◆ RECORD LIST
↓

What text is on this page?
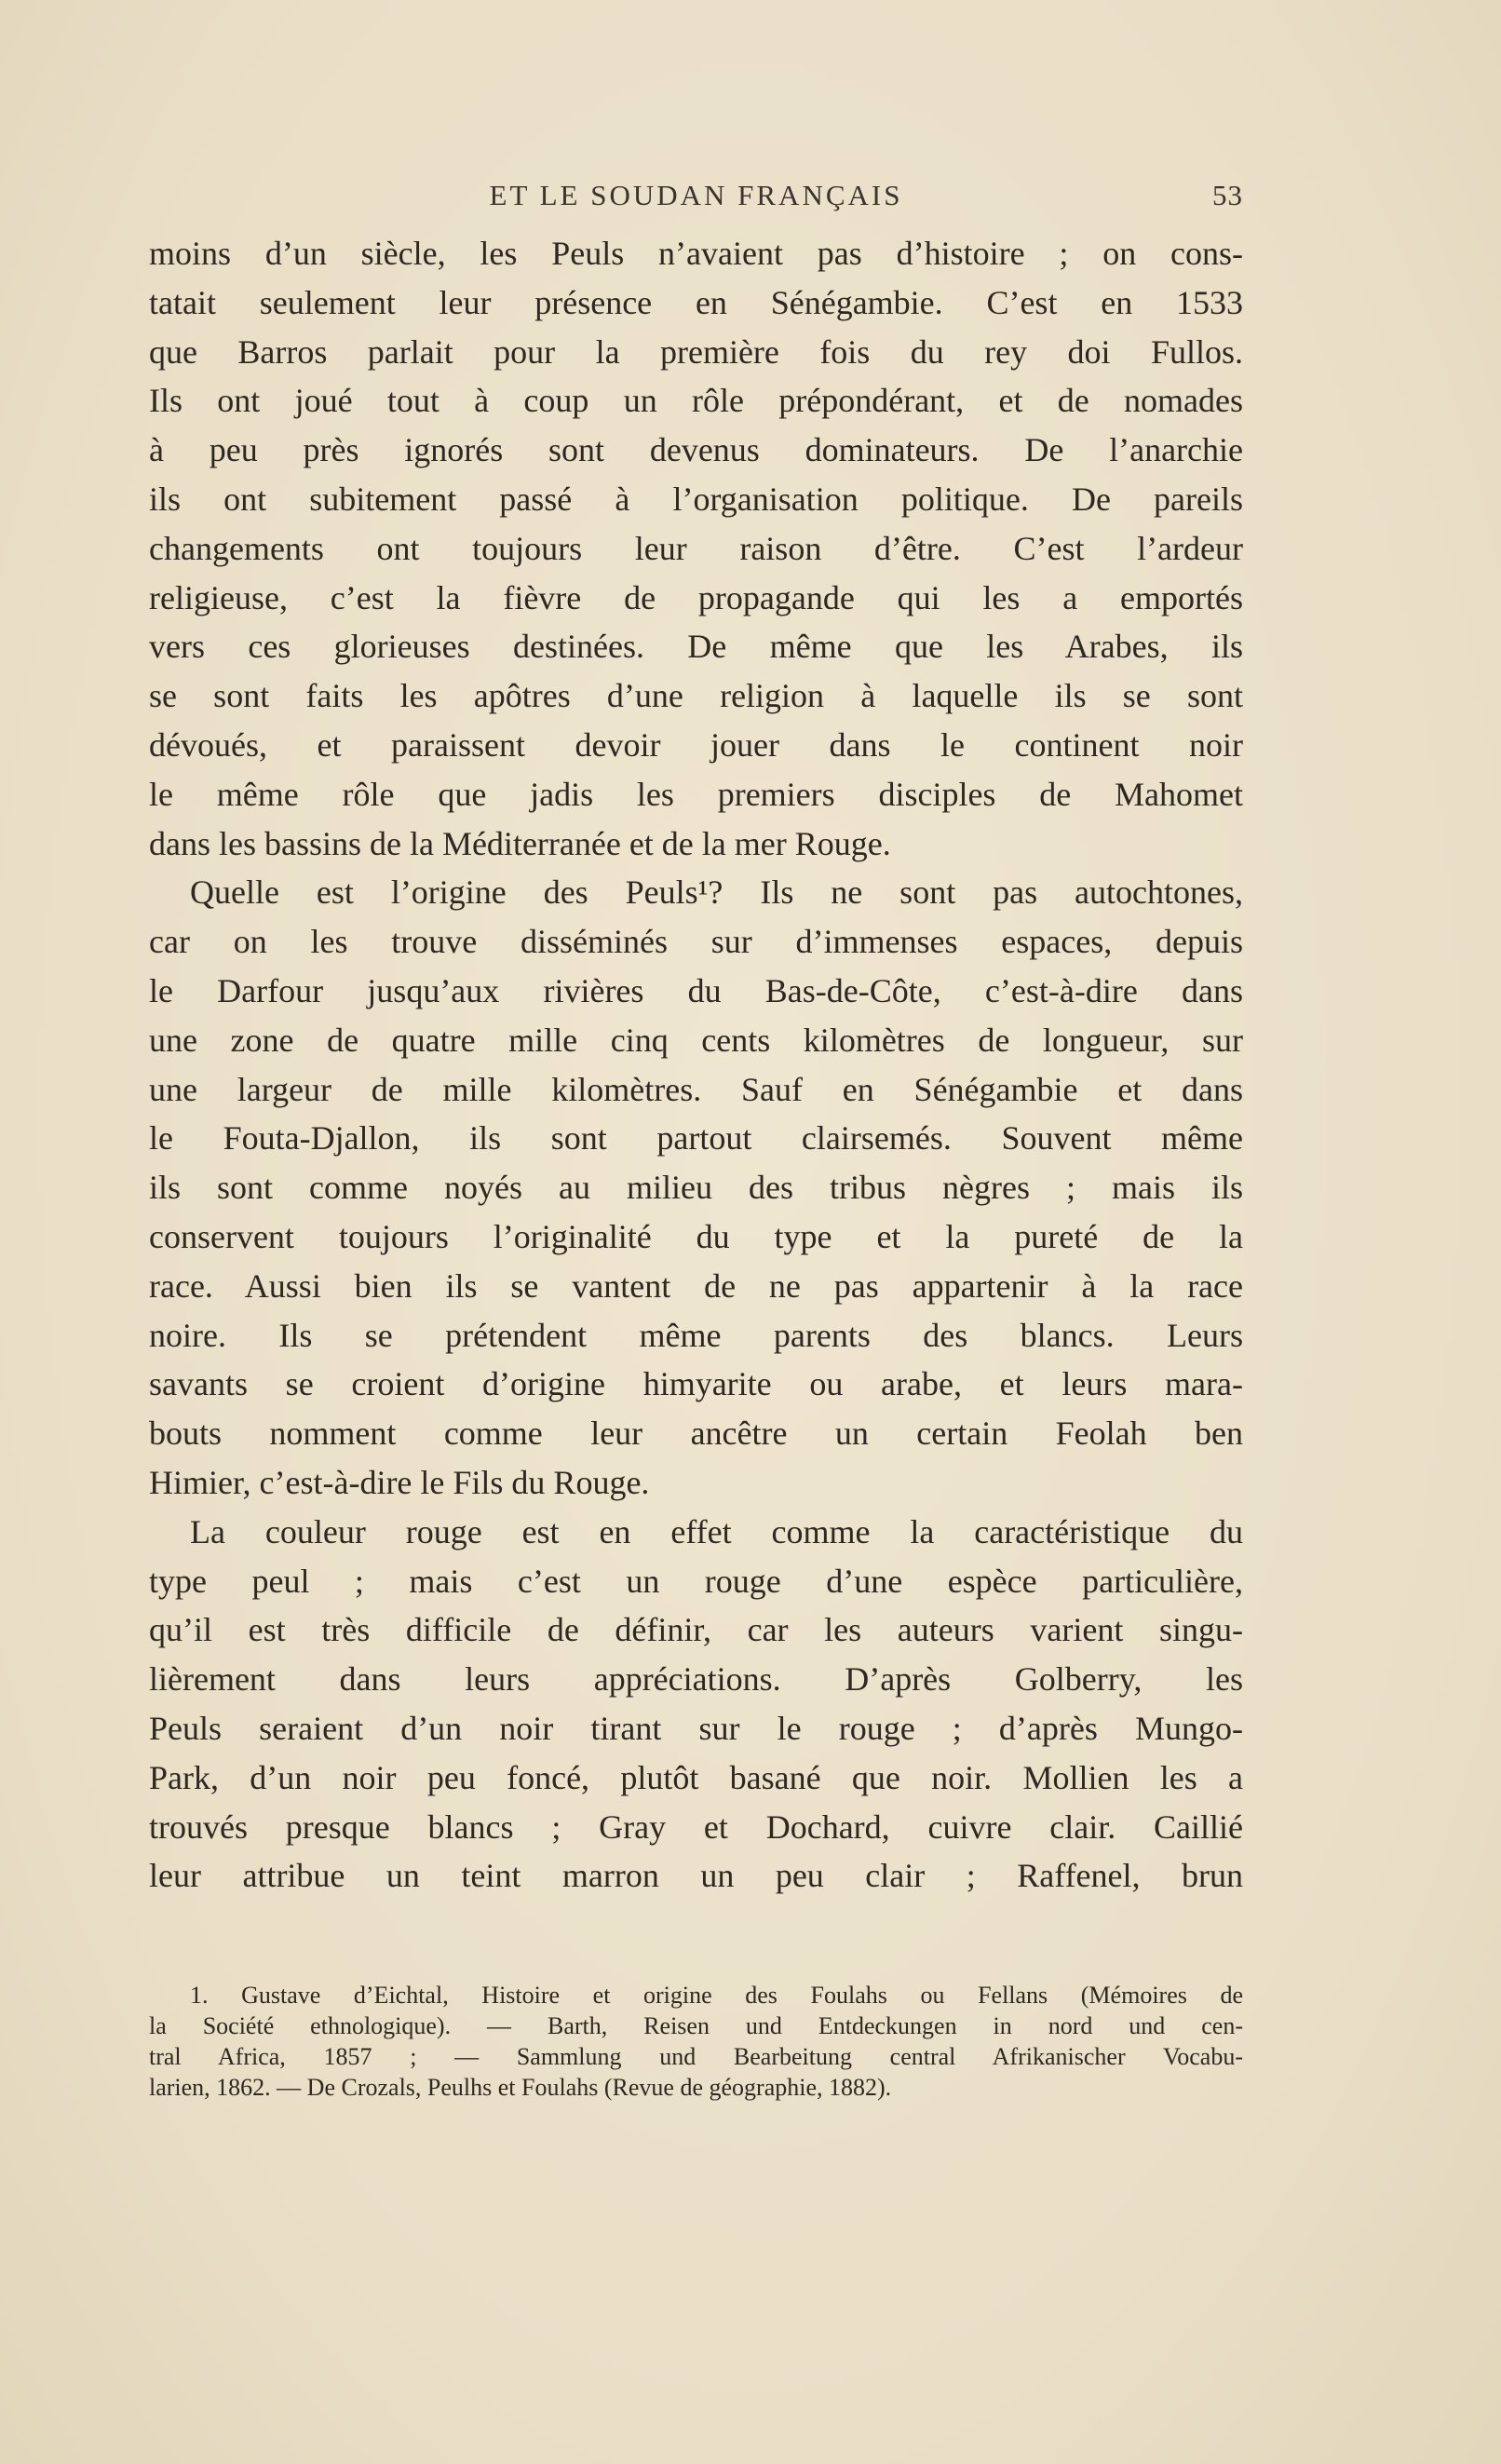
ET LE SOUDAN FRANÇAIS	53
moins d’un siècle, les Peuls n’avaient pas d’histoire ; on cons-
tatait seulement leur présence en Sénégambie. C’est en 1533
que Barros parlait pour la première fois du rey doi Fullos.
Ils ont joué tout à coup un rôle prépondérant, et de nomades
à peu près ignorés sont devenus dominateurs. De l’anarchie
ils ont subitement passé à l’organisation politique. De pareils
changements ont toujours leur raison d’être. C’est l’ardeur
religieuse, c’est la fièvre de propagande qui les a emportés
vers ces glorieuses destinées. De même que les Arabes, ils
se sont faits les apôtres d’une religion à laquelle ils se sont
dévoués, et paraissent devoir jouer dans le continent noir
le même rôle que jadis les premiers disciples de Mahomet
dans les bassins de la Méditerranée et de la mer Rouge.
Quelle est l’origine des Peuls¹? Ils ne sont pas autochtones,
car on les trouve disséminés sur d’immenses espaces, depuis
le Darfour jusqu’aux rivières du Bas-de-Côte, c’est-à-dire dans
une zone de quatre mille cinq cents kilomètres de longueur, sur
une largeur de mille kilomètres. Sauf en Sénégambie et dans
le Fouta-Djallon, ils sont partout clairsemés. Souvent même
ils sont comme noyés au milieu des tribus nègres ; mais ils
conservent toujours l’originalité du type et la pureté de la
race. Aussi bien ils se vantent de ne pas appartenir à la race
noire. Ils se prétendent même parents des blancs. Leurs
savants se croient d’origine himyarite ou arabe, et leurs mara-
bouts nomment comme leur ancêtre un certain Feolah ben
Himier, c’est-à-dire le Fils du Rouge.
La couleur rouge est en effet comme la caractéristique du
type peul ; mais c’est un rouge d’une espèce particulière,
qu’il est très difficile de définir, car les auteurs varient singu-
lièrement dans leurs appréciations. D’après Golberry, les
Peuls seraient d’un noir tirant sur le rouge ; d’après Mungo-
Park, d’un noir peu foncé, plutôt basané que noir. Mollien les a
trouvés presque blancs ; Gray et Dochard, cuivre clair. Caillié
leur attribue un teint marron un peu clair ; Raffenel, brun
1. Gustave d’Eichtal, Histoire et origine des Foulahs ou Fellans (Mémoires de
la Société ethnologique). — Barth, Reisen und Entdeckungen in nord und cen-
tral Africa, 1857 ; — Sammlung und Bearbeitung central Afrikanischer Vocabu-
larien, 1862. — De Crozals, Peulhs et Foulahs (Revue de géographie, 1882).
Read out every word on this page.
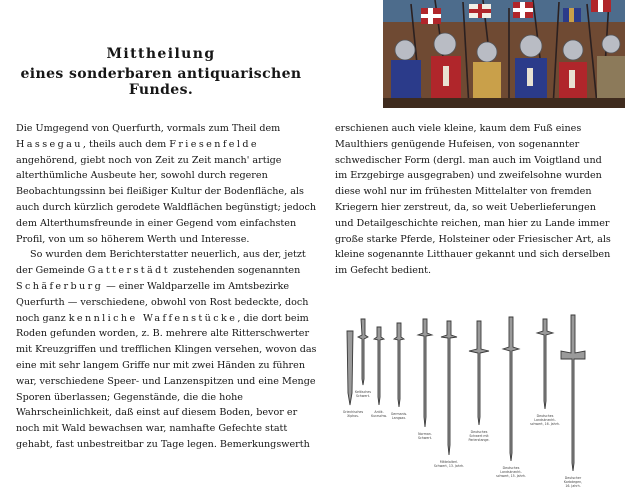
Mittheilung
eines sonderbaren antiquarischen Fundes.

Die Umgegend von Querfurth, vormals zum Theil dem
Hassegau, theils auch dem Friesenfelde angehörend, giebt noch von Zeit zu Zeit manch' artige alterthümliche Ausbeute her, sowohl durch regeren Beobachtungssinn bei fleißiger Kultur der Bodenfläche, als auch durch kürzlich gerodete Waldflächen begünstigt; jedoch dem Alterthumsfreunde in einer Gegend vom einfachsten Profil, von um so höherem Werth und Interesse.

So wurden dem Berichterstatter neuerlich, aus der, jetzt der Gemeinde Gatterstädt zustehenden sogenannten
Schäferburg — einer Waldparzelle im Amtsbezirke Querfurth — verschiedene, obwohl von Rost bedeckte, doch noch ganz kennliche Waffenstücke, die dort beim Roden gefunden worden, z. B. mehrere alte Ritterschwerter mit Kreuzgriffen und trefflichen Klingen versehen, wovon das eine mit sehr langem Griffe nur mit zwei Händen zu führen war, verschiedene Speer- und Lanzenspitzen und eine Menge Sporen überlassen; Gegenstände, die die hohe Wahrscheinlichkeit, daß einst auf diesem Boden, bevor er noch mit Wald bewachsen war, namhafte Gefechte statt gehabt, fast unbestreitbar zu Tage legen. Bemerkungswerth

erschienen auch viele kleine, kaum dem Fuß eines Maulthiers genügende Hufeisen, von sogenannter schwedischer Form (dergl. man auch im Voigtland und im Erzgebirge ausgegraben) und zweifelsohne wurden diese wohl nur im frühesten Mittelalter von fremden Kriegern hier zerstreut, da, so weit Ueberlieferungen und Detailgeschichte reichen, man hier zu Lande immer große starke Pferde, Holsteiner oder Friesischer Art, als kleine sogenannte Litthauer gekannt und sich derselben im Gefecht bedient.

Griechisches Xiphos.
Keltisches Schwert.
Antik. Kurzschw. Germanis. Langsax.
Norman. Schwert.
Mittelalterl. Schwert, 13. Jahrh.
Deutsches Schwert mit Parierstange.
Deutsches Landsknecht-schwert, 15. Jahrh.
Deutsches Landsknecht-schwert, 16. Jahrh.
Deutscher Korbdegen, 16. Jahrh.
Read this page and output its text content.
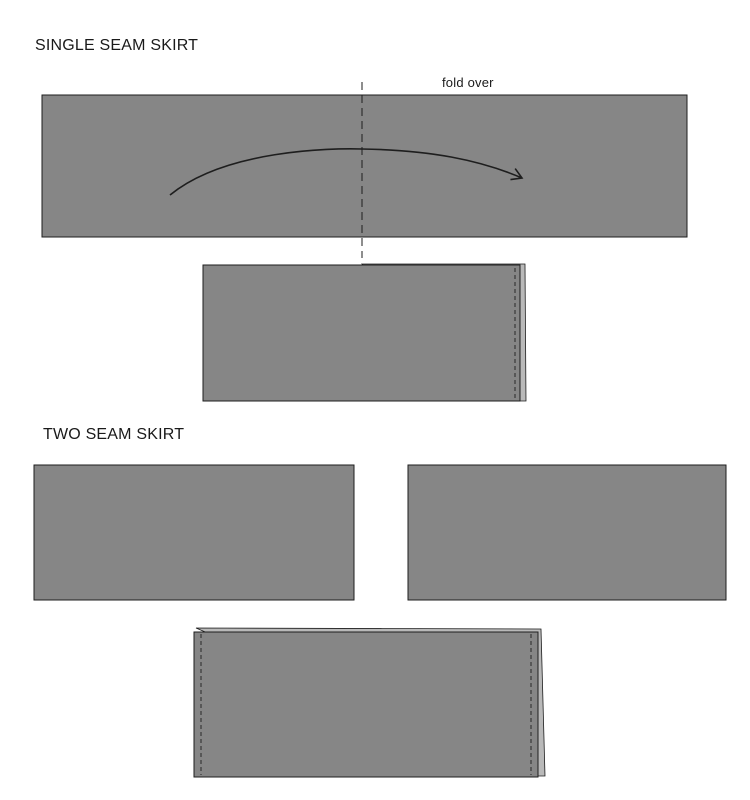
SINGLE SEAM SKIRT
fold over
TWO SEAM SKIRT
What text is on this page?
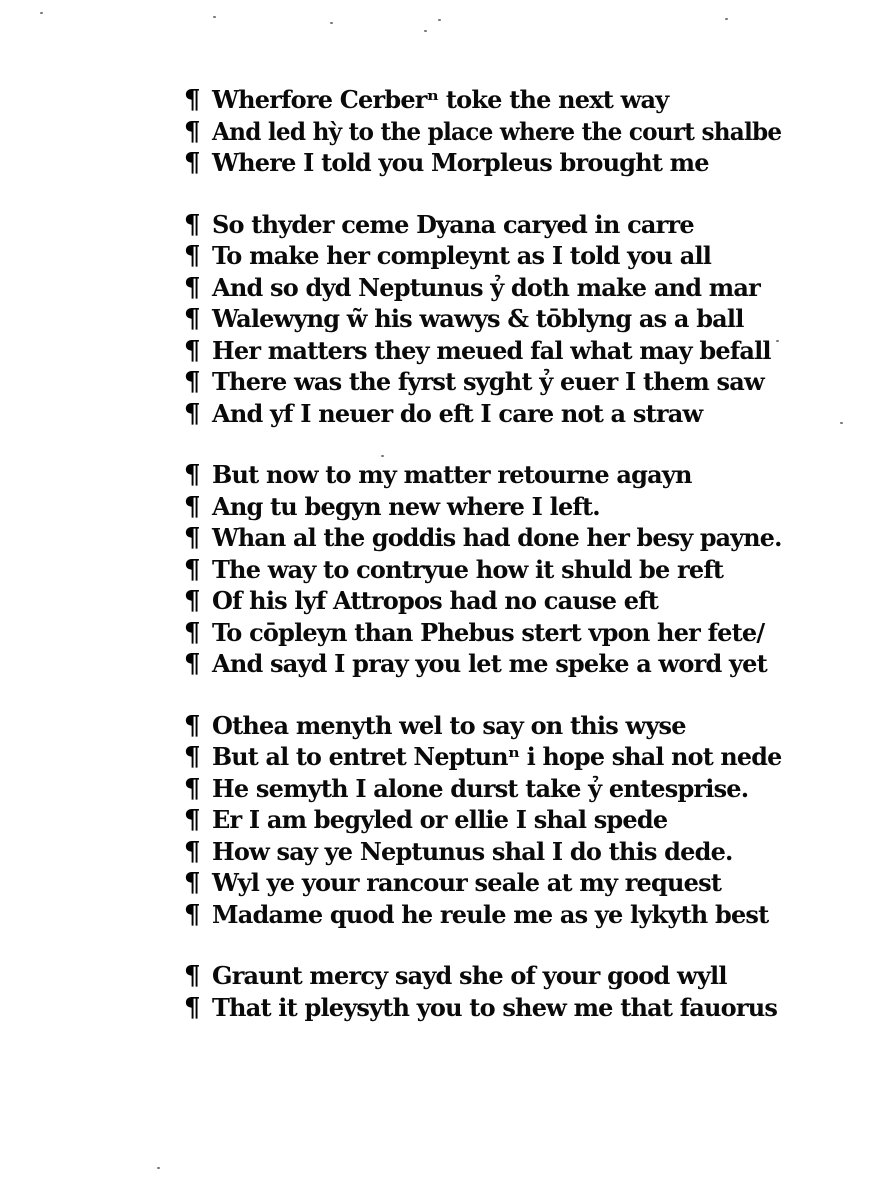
¶ Wherfore Cerberⁿ toke the next way
¶ And led hỳ to the place where the court shalbe
¶ Where I told you Morpleus brought me
¶ So thyder ceme Dyana caryed in carre
¶ To make her compleynt as I told you all
¶ And so dyd Neptunus ỷ doth make and mar
¶ Walewyng w̃ his wawys & tōblyng as a ball
¶ Her matters they meued fal what may befall
¶ There was the fyrst syght ỷ euer I them saw
¶ And yf I neuer do eft I care not a straw
¶ But now to my matter retourne agayn
¶ Ang tu begyn new where I left.
¶ Whan al the goddis had done her besy payne.
¶ The way to contryue how it shuld be reft
¶ Of his lyf Attropos had no cause eft
¶ To cōpleyn than Phebus stert vpon her fete/
¶ And sayd I pray you let me speke a word yet
¶ Othea menyth wel to say on this wyse
¶ But al to entret Neptunⁿ i hope shal not nede
¶ He semyth I alone durst take ỷ entesprise.
¶ Er I am begyled or ellie I shal spede
¶ How say ye Neptunus shal I do this dede.
¶ Wyl ye your rancour seale at my request
¶ Madame quod he reule me as ye lykyth best
¶ Graunt mercy sayd she of your good wyll
¶ That it pleysyth you to shew me that fauorus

↑

◆ EXERCISE DETAILS
Write every record out again exactly; no pictures belong in the copy.

◆ TASK RESULT
What text is on this page?
ET LE SOUDAN FRANÇAIS	53
moins d’un siècle, les Peuls n’avaient pas d’histoire ; on cons-
tatait seulement leur présence en Sénégambie. C’est en 1533
que Barros parlait pour la première fois du rey doi Fullos.
Ils ont joué tout à coup un rôle prépondérant, et de nomades
à peu près ignorés sont devenus dominateurs. De l’anarchie
ils ont subitement passé à l’organisation politique. De pareils
changements ont toujours leur raison d’être. C’est l’ardeur
religieuse, c’est la fièvre de propagande qui les a emportés
vers ces glorieuses destinées. De même que les Arabes, ils
se sont faits les apôtres d’une religion à laquelle ils se sont
dévoués, et paraissent devoir jouer dans le continent noir
le même rôle que jadis les premiers disciples de Mahomet
dans les bassins de la Méditerranée et de la mer Rouge.
Quelle est l’origine des Peuls¹? Ils ne sont pas autochtones,
car on les trouve disséminés sur d’immenses espaces, depuis
le Darfour jusqu’aux rivières du Bas-de-Côte, c’est-à-dire dans
une zone de quatre mille cinq cents kilomètres de longueur, sur
une largeur de mille kilomètres. Sauf en Sénégambie et dans
le Fouta-Djallon, ils sont partout clairsemés. Souvent même
ils sont comme noyés au milieu des tribus nègres ; mais ils
conservent toujours l’originalité du type et la pureté de la
race. Aussi bien ils se vantent de ne pas appartenir à la race
noire. Ils se prétendent même parents des blancs. Leurs
savants se croient d’origine himyarite ou arabe, et leurs mara-
bouts nomment comme leur ancêtre un certain Feolah ben
Himier, c’est-à-dire le Fils du Rouge.
La couleur rouge est en effet comme la caractéristique du
type peul ; mais c’est un rouge d’une espèce particulière,
qu’il est très difficile de définir, car les auteurs varient singu-
lièrement dans leurs appréciations. D’après Golberry, les
Peuls seraient d’un noir tirant sur le rouge ; d’après Mungo-
Park, d’un noir peu foncé, plutôt basané que noir. Mollien les a
trouvés presque blancs ; Gray et Dochard, cuivre clair. Caillié
leur attribue un teint marron un peu clair ; Raffenel, brun
1. Gustave d’Eichtal, Histoire et origine des Foulahs ou Fellans (Mémoires de
la Société ethnologique). — Barth, Reisen und Entdeckungen in nord und cen-
tral Africa, 1857 ; — Sammlung und Bearbeitung central Afrikanischer Vocabu-
larien, 1862. — De Crozals, Peulhs et Foulahs (Revue de géographie, 1882).
Read out every word on this page.
Mittheilung
eines sonderbaren antiquarischen Fundes.

Die Umgegend von Querfurth, vormals zum Theil dem
Hassegau, theils auch dem Friesenfelde angehörend, giebt noch von Zeit zu Zeit manch' artige alterthümliche Ausbeute her, sowohl durch regeren Beobachtungssinn bei fleißiger Kultur der Bodenfläche, als auch durch kürzlich gerodete Waldflächen begünstigt; jedoch dem Alterthumsfreunde in einer Gegend vom einfachsten Profil, von um so höherem Werth und Interesse.

So wurden dem Berichterstatter neuerlich, aus der, jetzt der Gemeinde Gatterstädt zustehenden sogenannten
Schäferburg — einer Waldparzelle im Amtsbezirke Querfurth — verschiedene, obwohl von Rost bedeckte, doch noch ganz kennliche Waffenstücke, die dort beim Roden gefunden worden, z. B. mehrere alte Ritterschwerter mit Kreuzgriffen und trefflichen Klingen versehen, wovon das eine mit sehr langem Griffe nur mit zwei Händen zu führen war, verschiedene Speer- und Lanzenspitzen und eine Menge Sporen überlassen; Gegenstände, die die hohe Wahrscheinlichkeit, daß einst auf diesem Boden, bevor er noch mit Wald bewachsen war, namhafte Gefechte statt gehabt, fast unbestreitbar zu Tage legen. Bemerkungswerth

erschienen auch viele kleine, kaum dem Fuß eines Maulthiers genügende Hufeisen, von sogenannter schwedischer Form (dergl. man auch im Voigtland und im Erzgebirge ausgegraben) und zweifelsohne wurden diese wohl nur im frühesten Mittelalter von fremden Kriegern hier zerstreut, da, so weit Ueberlieferungen und Detailgeschichte reichen, man hier zu Lande immer große starke Pferde, Holsteiner oder Friesischer Art, als kleine sogenannte Litthauer gekannt und sich derselben im Gefecht bedient.

Griechisches Xiphos.
Keltisches Schwert.
Antik. Kurzschw. Germanis. Langsax.
Norman. Schwert.
Mittelalterl. Schwert, 13. Jahrh.
Deutsches Schwert mit Parierstange.
Deutsches Landsknecht-schwert, 15. Jahrh.
Deutsches Landsknecht-schwert, 16. Jahrh.
Deutscher Korbdegen, 16. Jahrh.
Read this page and output its text content.
SINGLE SEAM SKIRT
fold over
TWO SEAM SKIRT
What text is on this page?
¶ Wherfore Cerberⁿ toke the next way
¶ And led hỳ to the place where the court shalbe
¶ Where I told you Morpleus brought me
¶ So thyder ceme Dyana caryed in carre
¶ To make her compleynt as I told you all
¶ And so dyd Neptunus ỷ doth make and mar
¶ Walewyng w̃ his wawys & tōblyng as a ball
¶ Her matters they meued fal what may befall
¶ There was the fyrst syght ỷ euer I them saw
¶ And yf I neuer do eft I care not a straw
¶ But now to my matter retourne agayn
¶ Ang tu begyn new where I left.
¶ Whan al the goddis had done her besy payne.
¶ The way to contryue how it shuld be reft
¶ Of his lyf Attropos had no cause eft
¶ To cōpleyn than Phebus stert vpon her fete/
¶ And sayd I pray you let me speke a word yet
¶ Othea menyth wel to say on this wyse
¶ But al to entret Neptunⁿ i hope shal not nede
¶ He semyth I alone durst take ỷ entesprise.
¶ Er I am begyled or ellie I shal spede
¶ How say ye Neptunus shal I do this dede.
¶ Wyl ye your rancour seale at my request
¶ Madame quod he reule me as ye lykyth best
¶ Graunt mercy sayd she of your good wyll
¶ That it pleysyth you to shew me that fauorus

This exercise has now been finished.